Given records =>
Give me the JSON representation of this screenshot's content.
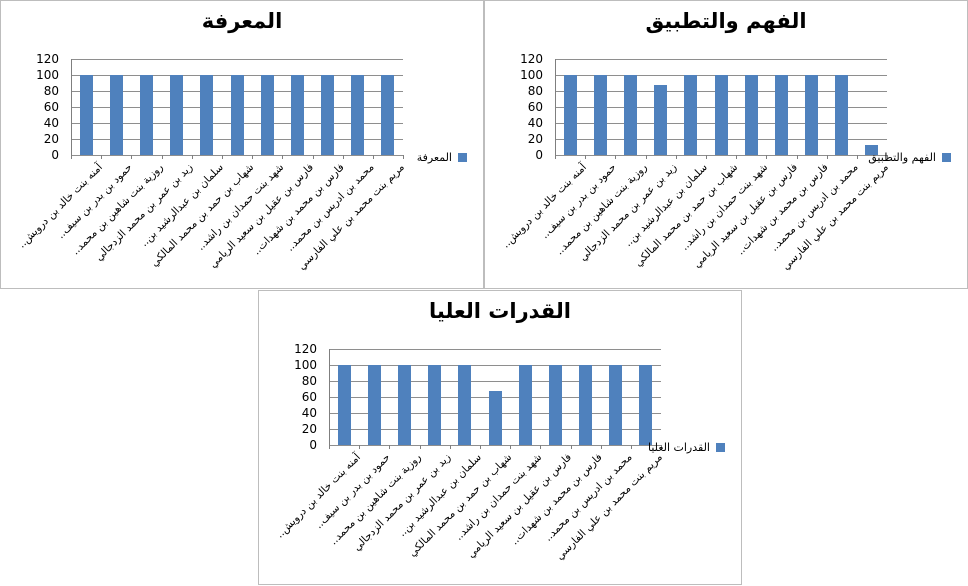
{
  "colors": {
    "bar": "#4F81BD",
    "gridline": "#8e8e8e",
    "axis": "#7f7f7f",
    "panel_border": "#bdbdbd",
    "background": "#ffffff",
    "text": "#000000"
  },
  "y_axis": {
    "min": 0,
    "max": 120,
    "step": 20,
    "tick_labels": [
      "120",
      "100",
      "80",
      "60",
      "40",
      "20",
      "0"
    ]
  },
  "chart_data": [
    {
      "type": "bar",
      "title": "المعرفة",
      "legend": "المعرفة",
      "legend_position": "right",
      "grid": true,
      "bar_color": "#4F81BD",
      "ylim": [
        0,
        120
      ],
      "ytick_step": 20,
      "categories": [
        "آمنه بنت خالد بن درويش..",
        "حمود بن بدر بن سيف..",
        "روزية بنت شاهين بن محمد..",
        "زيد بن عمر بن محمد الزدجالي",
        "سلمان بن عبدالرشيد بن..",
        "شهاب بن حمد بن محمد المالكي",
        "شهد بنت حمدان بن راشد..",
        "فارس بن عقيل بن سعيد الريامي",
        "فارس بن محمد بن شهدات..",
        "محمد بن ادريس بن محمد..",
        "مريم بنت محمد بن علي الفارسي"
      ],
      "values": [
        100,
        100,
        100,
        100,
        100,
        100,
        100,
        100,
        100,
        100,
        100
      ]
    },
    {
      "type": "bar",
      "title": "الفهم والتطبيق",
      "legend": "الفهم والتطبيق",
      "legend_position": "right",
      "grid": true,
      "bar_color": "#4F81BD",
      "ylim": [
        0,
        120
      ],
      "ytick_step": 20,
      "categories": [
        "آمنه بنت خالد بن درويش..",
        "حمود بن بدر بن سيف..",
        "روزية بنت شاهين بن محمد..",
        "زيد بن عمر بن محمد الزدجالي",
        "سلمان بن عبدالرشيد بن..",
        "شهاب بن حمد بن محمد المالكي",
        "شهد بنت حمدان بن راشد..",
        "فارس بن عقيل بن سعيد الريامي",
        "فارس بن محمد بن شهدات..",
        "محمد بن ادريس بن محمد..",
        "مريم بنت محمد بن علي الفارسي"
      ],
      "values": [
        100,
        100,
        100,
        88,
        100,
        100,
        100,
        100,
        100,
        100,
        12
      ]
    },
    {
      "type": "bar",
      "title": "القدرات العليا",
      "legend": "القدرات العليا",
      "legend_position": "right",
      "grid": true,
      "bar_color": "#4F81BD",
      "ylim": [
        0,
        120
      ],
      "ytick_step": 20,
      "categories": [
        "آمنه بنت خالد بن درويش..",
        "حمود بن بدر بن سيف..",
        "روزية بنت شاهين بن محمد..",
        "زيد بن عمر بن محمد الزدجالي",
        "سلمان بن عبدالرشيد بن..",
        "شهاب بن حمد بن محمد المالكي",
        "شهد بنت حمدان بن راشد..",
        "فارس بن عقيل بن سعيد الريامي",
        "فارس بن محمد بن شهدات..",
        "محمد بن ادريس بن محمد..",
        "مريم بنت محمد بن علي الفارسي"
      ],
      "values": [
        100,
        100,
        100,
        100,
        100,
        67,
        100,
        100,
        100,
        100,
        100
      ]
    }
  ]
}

Short problem => Output the data exactly. Pictures don't belong in the result.

Reply to the exercise =>
Give me the JSON representation of this screenshot's content.
{
  "colors": {
    "bar": "#4F81BD",
    "gridline": "#8e8e8e",
    "axis": "#7f7f7f",
    "panel_border": "#bdbdbd",
    "background": "#ffffff",
    "text": "#000000"
  },
  "y_axis": {
    "min": 0,
    "max": 120,
    "step": 20,
    "tick_labels": [
      "120",
      "100",
      "80",
      "60",
      "40",
      "20",
      "0"
    ]
  },
  "chart_data": [
    {
      "type": "bar",
      "title": "المعرفة",
      "legend": "المعرفة",
      "legend_position": "right",
      "grid": true,
      "bar_color": "#4F81BD",
      "ylim": [
        0,
        120
      ],
      "ytick_step": 20,
      "categories": [
        "آمنه بنت خالد بن درويش..",
        "حمود بن بدر بن سيف..",
        "روزية بنت شاهين بن محمد..",
        "زيد بن عمر بن محمد الزدجالي",
        "سلمان بن عبدالرشيد بن..",
        "شهاب بن حمد بن محمد المالكي",
        "شهد بنت حمدان بن راشد..",
        "فارس بن عقيل بن سعيد الريامي",
        "فارس بن محمد بن شهدات..",
        "محمد بن ادريس بن محمد..",
        "مريم بنت محمد بن علي الفارسي"
      ],
      "values": [
        100,
        100,
        100,
        100,
        100,
        100,
        100,
        100,
        100,
        100,
        100
      ]
    },
    {
      "type": "bar",
      "title": "الفهم والتطبيق",
      "legend": "الفهم والتطبيق",
      "legend_position": "right",
      "grid": true,
      "bar_color": "#4F81BD",
      "ylim": [
        0,
        120
      ],
      "ytick_step": 20,
      "categories": [
        "آمنه بنت خالد بن درويش..",
        "حمود بن بدر بن سيف..",
        "روزية بنت شاهين بن محمد..",
        "زيد بن عمر بن محمد الزدجالي",
        "سلمان بن عبدالرشيد بن..",
        "شهاب بن حمد بن محمد المالكي",
        "شهد بنت حمدان بن راشد..",
        "فارس بن عقيل بن سعيد الريامي",
        "فارس بن محمد بن شهدات..",
        "محمد بن ادريس بن محمد..",
        "مريم بنت محمد بن علي الفارسي"
      ],
      "values": [
        100,
        100,
        100,
        88,
        100,
        100,
        100,
        100,
        100,
        100,
        12
      ]
    },
    {
      "type": "bar",
      "title": "القدرات العليا",
      "legend": "القدرات العليا",
      "legend_position": "right",
      "grid": true,
      "bar_color": "#4F81BD",
      "ylim": [
        0,
        120
      ],
      "ytick_step": 20,
      "categories": [
        "آمنه بنت خالد بن درويش..",
        "حمود بن بدر بن سيف..",
        "روزية بنت شاهين بن محمد..",
        "زيد بن عمر بن محمد الزدجالي",
        "سلمان بن عبدالرشيد بن..",
        "شهاب بن حمد بن محمد المالكي",
        "شهد بنت حمدان بن راشد..",
        "فارس بن عقيل بن سعيد الريامي",
        "فارس بن محمد بن شهدات..",
        "محمد بن ادريس بن محمد..",
        "مريم بنت محمد بن علي الفارسي"
      ],
      "values": [
        100,
        100,
        100,
        100,
        100,
        67,
        100,
        100,
        100,
        100,
        100
      ]
    }
  ]
}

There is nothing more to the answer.